Give the entries back exactly, dropping each image.

-- start of DATASET EXTRACT --

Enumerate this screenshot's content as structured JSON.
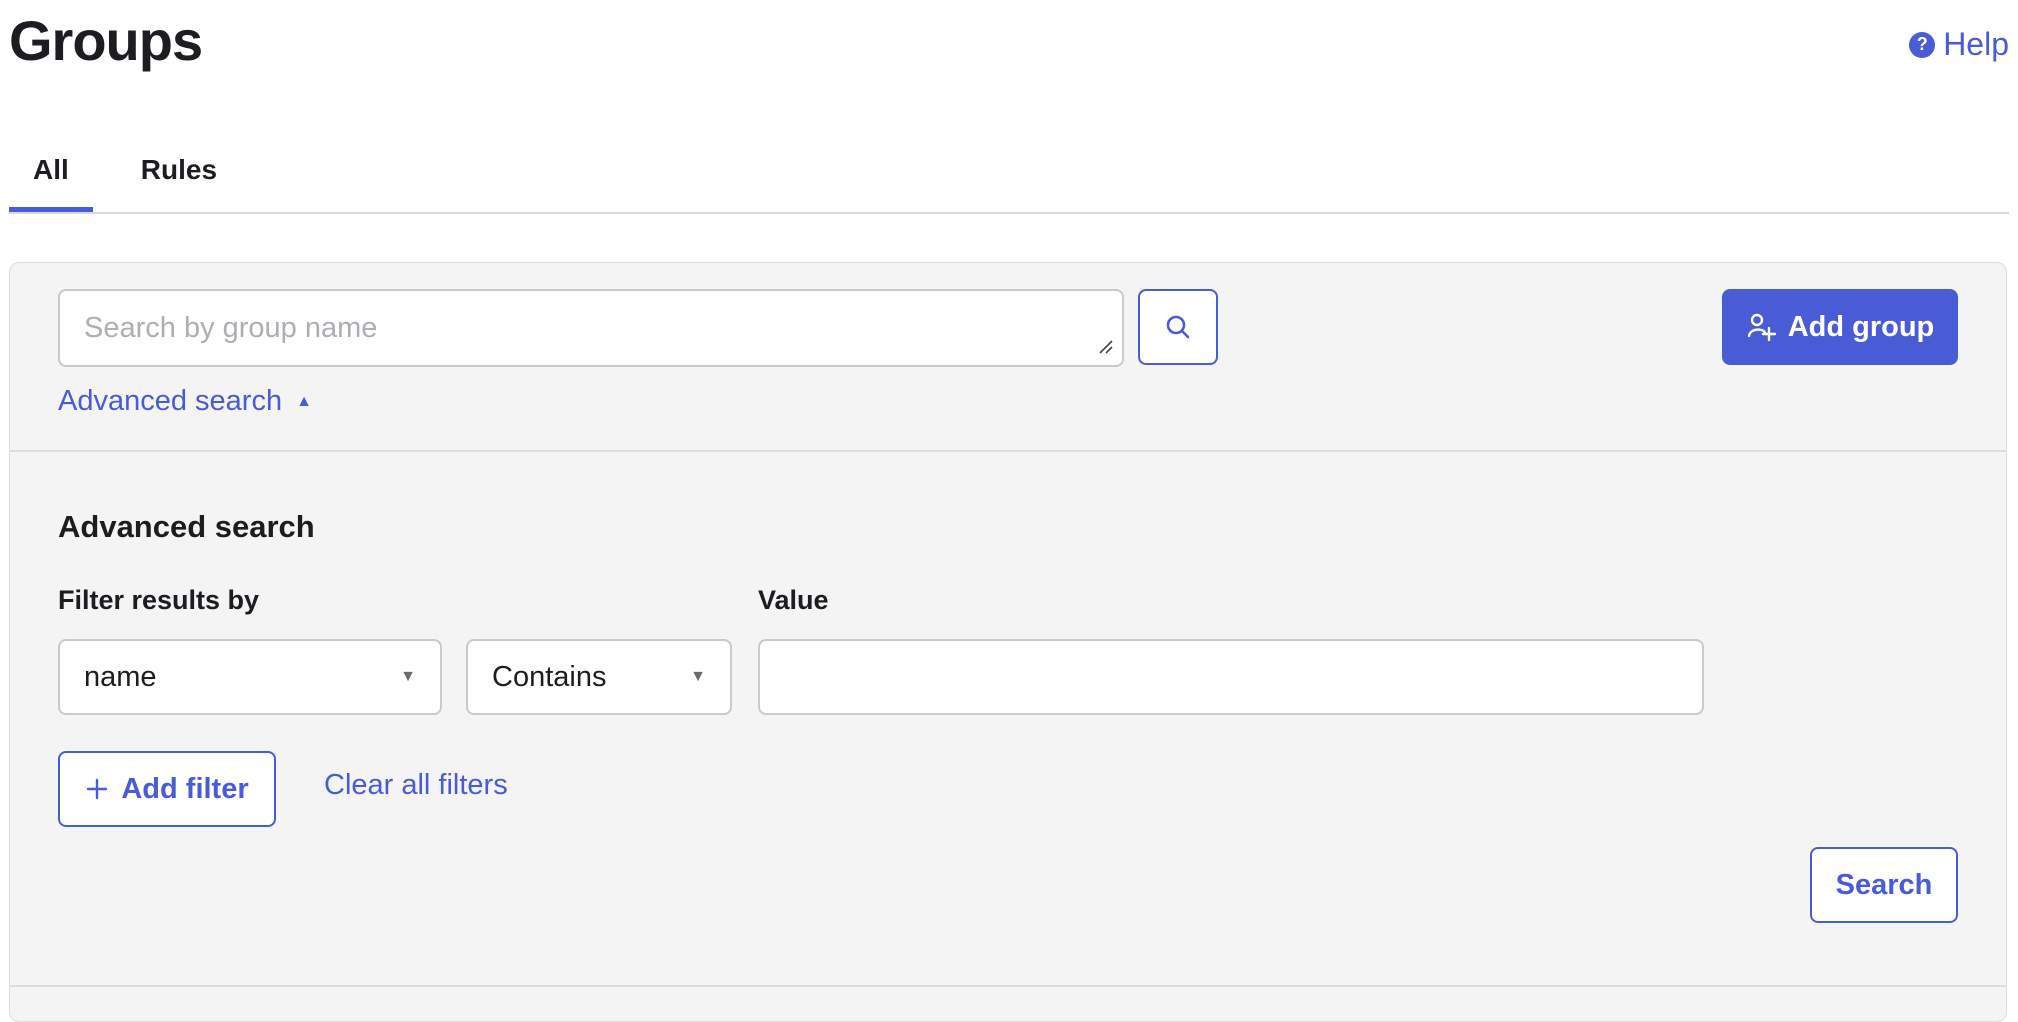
{
  "page": {
    "title": "Groups"
  },
  "help": {
    "label": "Help",
    "icon": "help-circle-icon"
  },
  "tabs": [
    {
      "label": "All",
      "active": true
    },
    {
      "label": "Rules",
      "active": false
    }
  ],
  "search": {
    "placeholder": "Search by group name",
    "value": "",
    "button_icon": "search-icon"
  },
  "actions": {
    "add_group_label": "Add group",
    "add_group_icon": "add-user-icon"
  },
  "advanced_toggle": {
    "label": "Advanced search",
    "caret": "▲"
  },
  "advanced": {
    "title": "Advanced search",
    "filter_label": "Filter results by",
    "value_label": "Value",
    "field_select": {
      "selected": "name"
    },
    "operator_select": {
      "selected": "Contains"
    },
    "value_input": {
      "value": ""
    },
    "add_filter_label": "Add filter",
    "clear_label": "Clear all filters",
    "search_label": "Search"
  },
  "colors": {
    "accent": "#4a5bd6",
    "panel_bg": "#f4f4f4",
    "border": "#c9c9ce",
    "text": "#1d1d21"
  }
}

-- end of DATASET EXTRACT --

PROBLEM SOLUTION
Enumerate this screenshot's content as structured JSON.
{
  "page": {
    "title": "Groups"
  },
  "help": {
    "label": "Help",
    "icon": "help-circle-icon"
  },
  "tabs": [
    {
      "label": "All",
      "active": true
    },
    {
      "label": "Rules",
      "active": false
    }
  ],
  "search": {
    "placeholder": "Search by group name",
    "value": "",
    "button_icon": "search-icon"
  },
  "actions": {
    "add_group_label": "Add group",
    "add_group_icon": "add-user-icon"
  },
  "advanced_toggle": {
    "label": "Advanced search",
    "caret": "▲"
  },
  "advanced": {
    "title": "Advanced search",
    "filter_label": "Filter results by",
    "value_label": "Value",
    "field_select": {
      "selected": "name"
    },
    "operator_select": {
      "selected": "Contains"
    },
    "value_input": {
      "value": ""
    },
    "add_filter_label": "Add filter",
    "clear_label": "Clear all filters",
    "search_label": "Search"
  },
  "colors": {
    "accent": "#4a5bd6",
    "panel_bg": "#f4f4f4",
    "border": "#c9c9ce",
    "text": "#1d1d21"
  }
}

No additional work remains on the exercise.